What the task asks →
In the material below, list every line carrying the string "Kapsel".

Recorded information →
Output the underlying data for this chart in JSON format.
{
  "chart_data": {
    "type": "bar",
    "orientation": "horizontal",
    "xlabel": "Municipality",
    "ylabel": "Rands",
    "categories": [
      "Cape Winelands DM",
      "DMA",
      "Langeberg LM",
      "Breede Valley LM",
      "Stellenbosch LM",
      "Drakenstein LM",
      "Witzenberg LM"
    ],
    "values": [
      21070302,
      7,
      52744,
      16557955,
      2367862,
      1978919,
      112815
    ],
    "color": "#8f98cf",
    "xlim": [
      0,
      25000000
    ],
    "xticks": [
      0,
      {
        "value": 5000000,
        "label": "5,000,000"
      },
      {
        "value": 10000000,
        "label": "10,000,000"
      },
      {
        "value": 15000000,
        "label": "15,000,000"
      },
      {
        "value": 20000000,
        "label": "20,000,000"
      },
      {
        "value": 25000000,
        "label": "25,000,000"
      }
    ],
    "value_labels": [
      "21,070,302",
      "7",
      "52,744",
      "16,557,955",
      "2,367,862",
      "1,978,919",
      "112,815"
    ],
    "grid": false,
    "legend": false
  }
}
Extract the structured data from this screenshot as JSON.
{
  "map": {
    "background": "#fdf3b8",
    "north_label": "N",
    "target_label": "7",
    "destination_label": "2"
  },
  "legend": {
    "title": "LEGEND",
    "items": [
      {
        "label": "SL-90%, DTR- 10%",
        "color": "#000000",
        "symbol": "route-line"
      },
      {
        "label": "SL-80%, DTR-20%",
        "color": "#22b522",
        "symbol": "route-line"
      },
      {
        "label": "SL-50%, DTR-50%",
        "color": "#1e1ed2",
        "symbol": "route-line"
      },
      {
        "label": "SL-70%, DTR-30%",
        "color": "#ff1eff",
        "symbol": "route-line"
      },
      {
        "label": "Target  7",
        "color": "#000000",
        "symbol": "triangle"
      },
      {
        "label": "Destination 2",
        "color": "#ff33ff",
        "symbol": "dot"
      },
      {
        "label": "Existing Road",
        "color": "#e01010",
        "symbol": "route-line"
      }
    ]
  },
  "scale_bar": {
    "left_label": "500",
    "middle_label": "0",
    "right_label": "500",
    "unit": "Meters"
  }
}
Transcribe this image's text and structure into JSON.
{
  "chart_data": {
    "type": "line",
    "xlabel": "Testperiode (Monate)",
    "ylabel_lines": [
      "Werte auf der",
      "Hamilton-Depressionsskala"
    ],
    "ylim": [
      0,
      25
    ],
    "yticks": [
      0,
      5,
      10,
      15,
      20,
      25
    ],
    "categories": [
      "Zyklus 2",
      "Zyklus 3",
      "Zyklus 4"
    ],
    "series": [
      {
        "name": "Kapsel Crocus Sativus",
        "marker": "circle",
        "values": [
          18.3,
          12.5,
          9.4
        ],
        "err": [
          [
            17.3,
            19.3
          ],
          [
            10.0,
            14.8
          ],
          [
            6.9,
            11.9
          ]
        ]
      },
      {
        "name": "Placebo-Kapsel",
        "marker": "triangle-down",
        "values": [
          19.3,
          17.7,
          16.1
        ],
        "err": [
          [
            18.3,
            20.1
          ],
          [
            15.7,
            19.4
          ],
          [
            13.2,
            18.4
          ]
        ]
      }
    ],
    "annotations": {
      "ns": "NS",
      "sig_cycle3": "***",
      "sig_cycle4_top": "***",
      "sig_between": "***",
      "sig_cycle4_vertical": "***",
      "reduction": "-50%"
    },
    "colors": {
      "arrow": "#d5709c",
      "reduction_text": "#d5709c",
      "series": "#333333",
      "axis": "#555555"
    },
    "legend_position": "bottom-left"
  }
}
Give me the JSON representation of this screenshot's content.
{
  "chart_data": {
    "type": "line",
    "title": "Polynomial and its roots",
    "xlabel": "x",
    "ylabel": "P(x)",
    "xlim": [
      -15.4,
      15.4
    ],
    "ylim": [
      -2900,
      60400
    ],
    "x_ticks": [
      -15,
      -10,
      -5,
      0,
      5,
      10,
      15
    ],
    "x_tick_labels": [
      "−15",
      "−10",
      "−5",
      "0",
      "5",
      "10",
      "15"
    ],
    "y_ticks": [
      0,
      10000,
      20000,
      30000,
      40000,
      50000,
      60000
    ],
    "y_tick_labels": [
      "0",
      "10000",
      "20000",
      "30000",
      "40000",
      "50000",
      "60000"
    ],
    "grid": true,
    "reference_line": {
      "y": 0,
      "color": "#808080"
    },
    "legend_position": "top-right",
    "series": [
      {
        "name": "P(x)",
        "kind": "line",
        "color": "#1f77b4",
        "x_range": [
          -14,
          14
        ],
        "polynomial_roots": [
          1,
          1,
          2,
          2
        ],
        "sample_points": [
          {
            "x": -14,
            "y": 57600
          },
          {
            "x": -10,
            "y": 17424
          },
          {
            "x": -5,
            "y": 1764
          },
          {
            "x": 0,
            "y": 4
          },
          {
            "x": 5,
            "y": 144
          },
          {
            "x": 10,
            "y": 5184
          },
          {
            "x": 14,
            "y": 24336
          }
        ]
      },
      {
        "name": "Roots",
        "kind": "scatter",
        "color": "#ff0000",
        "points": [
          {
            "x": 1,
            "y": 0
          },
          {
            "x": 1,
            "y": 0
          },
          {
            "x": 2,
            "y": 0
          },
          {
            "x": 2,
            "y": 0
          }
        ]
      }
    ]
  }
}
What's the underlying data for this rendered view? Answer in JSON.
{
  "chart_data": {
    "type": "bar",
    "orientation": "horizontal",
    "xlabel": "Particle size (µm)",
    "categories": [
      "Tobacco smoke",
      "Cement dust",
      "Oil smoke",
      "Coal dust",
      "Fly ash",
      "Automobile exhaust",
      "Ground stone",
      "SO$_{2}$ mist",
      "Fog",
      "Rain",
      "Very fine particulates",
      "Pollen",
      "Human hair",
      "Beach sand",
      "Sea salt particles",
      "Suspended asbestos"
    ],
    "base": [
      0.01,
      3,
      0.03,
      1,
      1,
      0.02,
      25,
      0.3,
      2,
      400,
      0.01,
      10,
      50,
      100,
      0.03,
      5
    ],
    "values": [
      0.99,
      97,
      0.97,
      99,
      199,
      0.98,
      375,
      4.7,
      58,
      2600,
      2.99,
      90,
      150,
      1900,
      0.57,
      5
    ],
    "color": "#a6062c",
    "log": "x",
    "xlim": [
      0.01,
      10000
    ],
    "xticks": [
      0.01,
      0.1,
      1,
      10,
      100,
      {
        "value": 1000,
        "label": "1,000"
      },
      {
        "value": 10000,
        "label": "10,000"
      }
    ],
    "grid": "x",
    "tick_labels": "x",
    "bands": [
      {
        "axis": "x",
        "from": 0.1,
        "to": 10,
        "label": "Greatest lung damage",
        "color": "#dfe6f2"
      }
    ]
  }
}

Solution for this problem →
        "name": "Kapsel Crocus Sativus",
        "name": "Placebo-Kapsel",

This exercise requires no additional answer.